▶

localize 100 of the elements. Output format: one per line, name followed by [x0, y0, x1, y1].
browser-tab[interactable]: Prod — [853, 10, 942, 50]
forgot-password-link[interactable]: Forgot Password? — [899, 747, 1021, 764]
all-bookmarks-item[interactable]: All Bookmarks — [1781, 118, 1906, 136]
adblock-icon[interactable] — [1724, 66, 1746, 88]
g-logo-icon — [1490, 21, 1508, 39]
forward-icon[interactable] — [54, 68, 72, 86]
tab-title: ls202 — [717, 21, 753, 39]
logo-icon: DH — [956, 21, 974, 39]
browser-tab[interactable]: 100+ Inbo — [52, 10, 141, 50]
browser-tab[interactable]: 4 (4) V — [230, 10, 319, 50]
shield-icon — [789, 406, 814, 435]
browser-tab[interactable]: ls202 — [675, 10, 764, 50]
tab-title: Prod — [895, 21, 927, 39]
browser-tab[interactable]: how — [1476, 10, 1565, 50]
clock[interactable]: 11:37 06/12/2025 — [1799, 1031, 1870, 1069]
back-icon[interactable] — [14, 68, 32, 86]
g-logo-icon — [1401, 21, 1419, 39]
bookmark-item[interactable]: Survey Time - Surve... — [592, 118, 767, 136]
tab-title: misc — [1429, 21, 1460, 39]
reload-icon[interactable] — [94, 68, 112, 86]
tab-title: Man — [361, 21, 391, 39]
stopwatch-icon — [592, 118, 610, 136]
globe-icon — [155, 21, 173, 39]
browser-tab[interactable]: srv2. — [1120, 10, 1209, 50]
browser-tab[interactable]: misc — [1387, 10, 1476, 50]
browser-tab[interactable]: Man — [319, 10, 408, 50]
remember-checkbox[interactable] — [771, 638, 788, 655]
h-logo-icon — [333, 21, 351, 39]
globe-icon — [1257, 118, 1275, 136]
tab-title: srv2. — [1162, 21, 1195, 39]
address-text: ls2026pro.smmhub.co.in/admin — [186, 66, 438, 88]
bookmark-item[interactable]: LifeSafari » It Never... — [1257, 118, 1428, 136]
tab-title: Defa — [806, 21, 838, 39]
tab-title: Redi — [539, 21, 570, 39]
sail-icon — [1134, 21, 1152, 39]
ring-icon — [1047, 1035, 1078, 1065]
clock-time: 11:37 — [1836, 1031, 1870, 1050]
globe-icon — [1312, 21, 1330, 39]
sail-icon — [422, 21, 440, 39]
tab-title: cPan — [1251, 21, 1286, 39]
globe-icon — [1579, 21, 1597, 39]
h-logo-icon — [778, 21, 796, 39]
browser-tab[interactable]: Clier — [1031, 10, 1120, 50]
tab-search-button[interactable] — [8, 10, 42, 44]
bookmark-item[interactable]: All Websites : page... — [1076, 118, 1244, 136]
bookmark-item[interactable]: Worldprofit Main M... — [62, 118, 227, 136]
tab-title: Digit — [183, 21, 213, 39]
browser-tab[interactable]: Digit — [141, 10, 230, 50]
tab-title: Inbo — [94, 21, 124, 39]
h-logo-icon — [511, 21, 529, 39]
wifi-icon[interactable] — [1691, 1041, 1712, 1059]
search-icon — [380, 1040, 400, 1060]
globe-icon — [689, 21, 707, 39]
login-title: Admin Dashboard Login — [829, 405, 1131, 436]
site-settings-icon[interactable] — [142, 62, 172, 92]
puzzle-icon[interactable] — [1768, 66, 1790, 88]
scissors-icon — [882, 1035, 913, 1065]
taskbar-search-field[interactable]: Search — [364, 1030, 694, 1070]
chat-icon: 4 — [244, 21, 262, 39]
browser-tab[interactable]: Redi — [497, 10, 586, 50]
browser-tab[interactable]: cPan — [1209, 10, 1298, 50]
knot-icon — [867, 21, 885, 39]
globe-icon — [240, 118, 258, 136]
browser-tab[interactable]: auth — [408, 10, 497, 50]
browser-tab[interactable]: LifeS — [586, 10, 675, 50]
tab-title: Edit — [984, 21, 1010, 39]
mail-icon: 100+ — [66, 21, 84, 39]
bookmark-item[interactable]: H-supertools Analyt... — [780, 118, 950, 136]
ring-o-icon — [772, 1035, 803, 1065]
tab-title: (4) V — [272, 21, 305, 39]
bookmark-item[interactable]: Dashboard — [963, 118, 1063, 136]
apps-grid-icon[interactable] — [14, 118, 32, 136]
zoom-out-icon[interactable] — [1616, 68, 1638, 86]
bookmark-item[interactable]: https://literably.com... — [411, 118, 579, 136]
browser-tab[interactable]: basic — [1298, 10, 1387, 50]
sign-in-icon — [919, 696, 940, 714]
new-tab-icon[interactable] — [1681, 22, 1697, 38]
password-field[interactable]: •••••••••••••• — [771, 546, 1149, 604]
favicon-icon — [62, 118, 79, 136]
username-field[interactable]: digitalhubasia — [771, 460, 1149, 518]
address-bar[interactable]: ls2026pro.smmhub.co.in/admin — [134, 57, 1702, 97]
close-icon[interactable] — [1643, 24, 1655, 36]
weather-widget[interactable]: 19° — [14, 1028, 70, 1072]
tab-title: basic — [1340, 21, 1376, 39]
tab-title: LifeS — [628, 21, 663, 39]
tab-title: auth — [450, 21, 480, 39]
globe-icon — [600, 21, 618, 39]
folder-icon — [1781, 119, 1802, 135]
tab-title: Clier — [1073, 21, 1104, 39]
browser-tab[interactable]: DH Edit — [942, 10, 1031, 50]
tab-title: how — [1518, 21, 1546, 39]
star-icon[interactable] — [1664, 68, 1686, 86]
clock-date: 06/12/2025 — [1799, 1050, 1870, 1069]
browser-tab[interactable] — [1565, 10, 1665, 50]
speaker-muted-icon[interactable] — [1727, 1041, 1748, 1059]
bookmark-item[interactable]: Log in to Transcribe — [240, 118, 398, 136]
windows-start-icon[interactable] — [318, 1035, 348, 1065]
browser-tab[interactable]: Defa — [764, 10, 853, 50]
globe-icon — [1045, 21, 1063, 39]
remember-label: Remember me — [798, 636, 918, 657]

◀

PROBLEM TO SOLVE — Copy the records above with every "globe-icon" swapped out for "world-icon", changing nothing else.

EXERCISE OUTPUT —
localize 100 of the elements. Output format: one per line, name followed by [x0, y0, x1, y1].
browser-tab[interactable]: Prod — [853, 10, 942, 50]
forgot-password-link[interactable]: Forgot Password? — [899, 747, 1021, 764]
all-bookmarks-item[interactable]: All Bookmarks — [1781, 118, 1906, 136]
adblock-icon[interactable] — [1724, 66, 1746, 88]
g-logo-icon — [1490, 21, 1508, 39]
forward-icon[interactable] — [54, 68, 72, 86]
tab-title: ls202 — [717, 21, 753, 39]
logo-icon: DH — [956, 21, 974, 39]
browser-tab[interactable]: 100+ Inbo — [52, 10, 141, 50]
browser-tab[interactable]: 4 (4) V — [230, 10, 319, 50]
shield-icon — [789, 406, 814, 435]
browser-tab[interactable]: ls202 — [675, 10, 764, 50]
tab-title: Prod — [895, 21, 927, 39]
browser-tab[interactable]: how — [1476, 10, 1565, 50]
clock[interactable]: 11:37 06/12/2025 — [1799, 1031, 1870, 1069]
back-icon[interactable] — [14, 68, 32, 86]
g-logo-icon — [1401, 21, 1419, 39]
bookmark-item[interactable]: Survey Time - Surve... — [592, 118, 767, 136]
tab-title: misc — [1429, 21, 1460, 39]
reload-icon[interactable] — [94, 68, 112, 86]
tab-title: Man — [361, 21, 391, 39]
stopwatch-icon — [592, 118, 610, 136]
world-icon — [155, 21, 173, 39]
browser-tab[interactable]: srv2. — [1120, 10, 1209, 50]
browser-tab[interactable]: misc — [1387, 10, 1476, 50]
browser-tab[interactable]: Man — [319, 10, 408, 50]
remember-checkbox[interactable] — [771, 638, 788, 655]
h-logo-icon — [333, 21, 351, 39]
world-icon — [1257, 118, 1275, 136]
tab-title: srv2. — [1162, 21, 1195, 39]
address-text: ls2026pro.smmhub.co.in/admin — [186, 66, 438, 88]
bookmark-item[interactable]: LifeSafari » It Never... — [1257, 118, 1428, 136]
tab-title: Defa — [806, 21, 838, 39]
tab-title: Redi — [539, 21, 570, 39]
sail-icon — [1134, 21, 1152, 39]
ring-icon — [1047, 1035, 1078, 1065]
clock-time: 11:37 — [1836, 1031, 1870, 1050]
world-icon — [1312, 21, 1330, 39]
sail-icon — [422, 21, 440, 39]
tab-title: cPan — [1251, 21, 1286, 39]
world-icon — [1579, 21, 1597, 39]
h-logo-icon — [778, 21, 796, 39]
browser-tab[interactable]: Clier — [1031, 10, 1120, 50]
tab-search-button[interactable] — [8, 10, 42, 44]
bookmark-item[interactable]: All Websites : page... — [1076, 118, 1244, 136]
bookmark-item[interactable]: Worldprofit Main M... — [62, 118, 227, 136]
tab-title: Digit — [183, 21, 213, 39]
browser-tab[interactable]: Digit — [141, 10, 230, 50]
tab-title: Inbo — [94, 21, 124, 39]
h-logo-icon — [511, 21, 529, 39]
wifi-icon[interactable] — [1691, 1041, 1712, 1059]
search-icon — [380, 1040, 400, 1060]
world-icon — [689, 21, 707, 39]
login-title: Admin Dashboard Login — [829, 405, 1131, 436]
site-settings-icon[interactable] — [142, 62, 172, 92]
puzzle-icon[interactable] — [1768, 66, 1790, 88]
scissors-icon — [882, 1035, 913, 1065]
taskbar-search-field[interactable]: Search — [364, 1030, 694, 1070]
chat-icon: 4 — [244, 21, 262, 39]
browser-tab[interactable]: Redi — [497, 10, 586, 50]
browser-tab[interactable]: cPan — [1209, 10, 1298, 50]
knot-icon — [867, 21, 885, 39]
world-icon — [240, 118, 258, 136]
browser-tab[interactable]: auth — [408, 10, 497, 50]
browser-tab[interactable]: LifeS — [586, 10, 675, 50]
tab-title: Edit — [984, 21, 1010, 39]
mail-icon: 100+ — [66, 21, 84, 39]
bookmark-item[interactable]: H-supertools Analyt... — [780, 118, 950, 136]
ring-o-icon — [772, 1035, 803, 1065]
tab-title: (4) V — [272, 21, 305, 39]
bookmark-item[interactable]: Dashboard — [963, 118, 1063, 136]
apps-grid-icon[interactable] — [14, 118, 32, 136]
zoom-out-icon[interactable] — [1616, 68, 1638, 86]
bookmark-item[interactable]: https://literably.com... — [411, 118, 579, 136]
browser-tab[interactable]: basic — [1298, 10, 1387, 50]
sign-in-icon — [919, 696, 940, 714]
new-tab-icon[interactable] — [1681, 22, 1697, 38]
password-field[interactable]: •••••••••••••• — [771, 546, 1149, 604]
favicon-icon — [62, 118, 79, 136]
username-field[interactable]: digitalhubasia — [771, 460, 1149, 518]
address-bar[interactable]: ls2026pro.smmhub.co.in/admin — [134, 57, 1702, 97]
close-icon[interactable] — [1643, 24, 1655, 36]
weather-widget[interactable]: 19° — [14, 1028, 70, 1072]
tab-title: basic — [1340, 21, 1376, 39]
tab-title: LifeS — [628, 21, 663, 39]
tab-title: auth — [450, 21, 480, 39]
world-icon — [600, 21, 618, 39]
folder-icon — [1781, 119, 1802, 135]
tab-title: Clier — [1073, 21, 1104, 39]
browser-tab[interactable]: DH Edit — [942, 10, 1031, 50]
tab-title: how — [1518, 21, 1546, 39]
star-icon[interactable] — [1664, 68, 1686, 86]
clock-date: 06/12/2025 — [1799, 1050, 1870, 1069]
browser-tab[interactable] — [1565, 10, 1665, 50]
speaker-muted-icon[interactable] — [1727, 1041, 1748, 1059]
bookmark-item[interactable]: Log in to Transcribe — [240, 118, 398, 136]
windows-start-icon[interactable] — [318, 1035, 348, 1065]
browser-tab[interactable]: Defa — [764, 10, 853, 50]
world-icon — [1045, 21, 1063, 39]
remember-label: Remember me — [798, 636, 918, 657]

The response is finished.